======== Estratto della pagina ========

Spazi, “siamo costretti a difficili incastri”

“Stiamo parlando della quadratura del cerchio”, commenta la prof.ssa Adriana Mauriello, Presidente del Corso di Laurea in Lettere Moderne, in risposta alle lamentele degli studenti sugli orari delle lezioni. “Vorremmo poter accontentare tutti, ma con carenza di aule nel Centro Storico non si riesce a fare molto – spiega – Stiliamo l’orario in base alla disponibilità di spazi che viene concessa dalla Presidenza e siamo costretti a studiare incastri difficili per poter sistemare tutti i corsi e in aule idonee. La Facoltà, proprio per le ristrettezze della sede, è stata costretta anche ad un’apertura pomeridiana, che comporta una serie di costi aggiuntivi non indifferenti, ma che sono necessari”. Una situazione, insomma, che, al momento, non vede soluzioni. Risposte, invece, arrivano relativamente all’esigenza manifestata dagli studenti di maggiori informazioni, sia in ingresso che per i passaggi, da altri Atenei o all’interno della Facoltà. La prof.ssa Mauriello assicura: “nel prossimo Consiglio di Corso penseremo a nominare un docente che sia a disposizione degli studenti almeno una volta a settimana. In questo modo speriamo di riuscire ad essere una guida per gli studenti, insieme al Centro di Orientamento della Facoltà”. Nel prossimo Consiglio, verranno nominate anche delle Commissioni, tra cui quella alla Didattica, attualmente dimissionaria. Riguardo ai disservizi conseguenti all’astensione dalla didattica dei ricercatori, la Presidente fa notare che un solo insegnamento fondamentale è stato posticipato al secondo semestre (Linguistica Generale) mentre per il resto si tratta di esami a scelta. Risolto anche il problema con il corso di Letteratura Italiana 1, assegnato ad un ricercatore disponibile  e partito nel primo semestre.

========

> _Richiesta di lavoro_
Rispondi in base all'articolo:
1. Che incarico ricopre la prof.ssa Adriana Mauriello?
2. Quale insegnamento fondamentale è stato posticipato al secondo semestre?
3. A chi è stato assegnato il corso di Letteratura Italiana 1?

======== Informazioni fornite ========

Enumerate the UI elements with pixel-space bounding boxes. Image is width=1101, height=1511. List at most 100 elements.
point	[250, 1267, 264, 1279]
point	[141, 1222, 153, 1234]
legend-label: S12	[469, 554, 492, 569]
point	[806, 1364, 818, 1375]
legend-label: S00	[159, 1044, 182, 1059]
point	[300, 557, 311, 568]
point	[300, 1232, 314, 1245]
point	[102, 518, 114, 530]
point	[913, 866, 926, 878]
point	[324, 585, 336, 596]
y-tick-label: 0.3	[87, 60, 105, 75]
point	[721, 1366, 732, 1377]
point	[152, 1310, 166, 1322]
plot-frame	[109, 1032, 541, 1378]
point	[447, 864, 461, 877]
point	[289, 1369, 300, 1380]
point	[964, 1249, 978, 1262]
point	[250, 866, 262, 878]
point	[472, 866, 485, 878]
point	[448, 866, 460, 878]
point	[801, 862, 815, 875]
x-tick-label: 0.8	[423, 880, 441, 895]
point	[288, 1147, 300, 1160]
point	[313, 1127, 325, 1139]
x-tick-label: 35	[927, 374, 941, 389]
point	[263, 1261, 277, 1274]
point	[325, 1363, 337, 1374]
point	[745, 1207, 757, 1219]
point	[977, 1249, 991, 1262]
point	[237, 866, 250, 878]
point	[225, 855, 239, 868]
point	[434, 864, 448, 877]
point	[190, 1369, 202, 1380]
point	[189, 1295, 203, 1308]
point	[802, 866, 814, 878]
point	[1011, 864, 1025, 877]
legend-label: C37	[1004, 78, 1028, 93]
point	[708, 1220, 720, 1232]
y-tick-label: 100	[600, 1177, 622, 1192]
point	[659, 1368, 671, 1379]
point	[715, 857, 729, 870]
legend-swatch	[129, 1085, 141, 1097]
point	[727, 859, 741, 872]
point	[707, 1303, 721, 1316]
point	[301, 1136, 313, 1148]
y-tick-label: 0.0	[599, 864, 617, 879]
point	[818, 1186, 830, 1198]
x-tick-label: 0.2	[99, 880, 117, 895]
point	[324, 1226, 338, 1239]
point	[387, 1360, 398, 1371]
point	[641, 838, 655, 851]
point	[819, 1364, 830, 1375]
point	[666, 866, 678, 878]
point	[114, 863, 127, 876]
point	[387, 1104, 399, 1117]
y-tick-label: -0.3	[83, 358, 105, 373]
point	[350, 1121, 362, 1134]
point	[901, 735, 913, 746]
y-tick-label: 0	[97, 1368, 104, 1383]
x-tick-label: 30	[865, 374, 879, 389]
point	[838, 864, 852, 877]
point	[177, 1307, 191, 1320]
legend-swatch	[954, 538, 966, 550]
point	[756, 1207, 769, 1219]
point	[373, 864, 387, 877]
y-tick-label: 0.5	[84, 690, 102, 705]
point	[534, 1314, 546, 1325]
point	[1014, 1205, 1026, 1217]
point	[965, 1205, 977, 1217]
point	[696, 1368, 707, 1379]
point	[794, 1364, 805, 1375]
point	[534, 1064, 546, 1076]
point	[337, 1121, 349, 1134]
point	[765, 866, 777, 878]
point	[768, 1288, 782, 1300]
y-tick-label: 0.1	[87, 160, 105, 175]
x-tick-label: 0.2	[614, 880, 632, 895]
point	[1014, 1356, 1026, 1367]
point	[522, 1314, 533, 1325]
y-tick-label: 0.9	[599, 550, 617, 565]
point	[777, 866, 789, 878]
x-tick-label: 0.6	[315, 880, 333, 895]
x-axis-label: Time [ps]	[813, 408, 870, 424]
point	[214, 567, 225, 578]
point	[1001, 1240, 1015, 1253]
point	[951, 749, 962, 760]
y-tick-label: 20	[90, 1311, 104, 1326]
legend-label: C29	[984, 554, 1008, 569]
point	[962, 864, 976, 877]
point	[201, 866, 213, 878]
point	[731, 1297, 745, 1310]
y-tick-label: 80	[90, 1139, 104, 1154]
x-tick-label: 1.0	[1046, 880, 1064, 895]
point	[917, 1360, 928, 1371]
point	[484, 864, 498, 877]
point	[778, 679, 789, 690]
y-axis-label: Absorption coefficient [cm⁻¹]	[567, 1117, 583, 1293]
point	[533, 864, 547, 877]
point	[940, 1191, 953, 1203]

========

> _Risposta scritta_
1. È Presidente del Corso di Laurea in Lettere Moderne.
2. Linguistica Generale.
3. A un ricercatore disponibile. Il corso è partito nel primo semestre.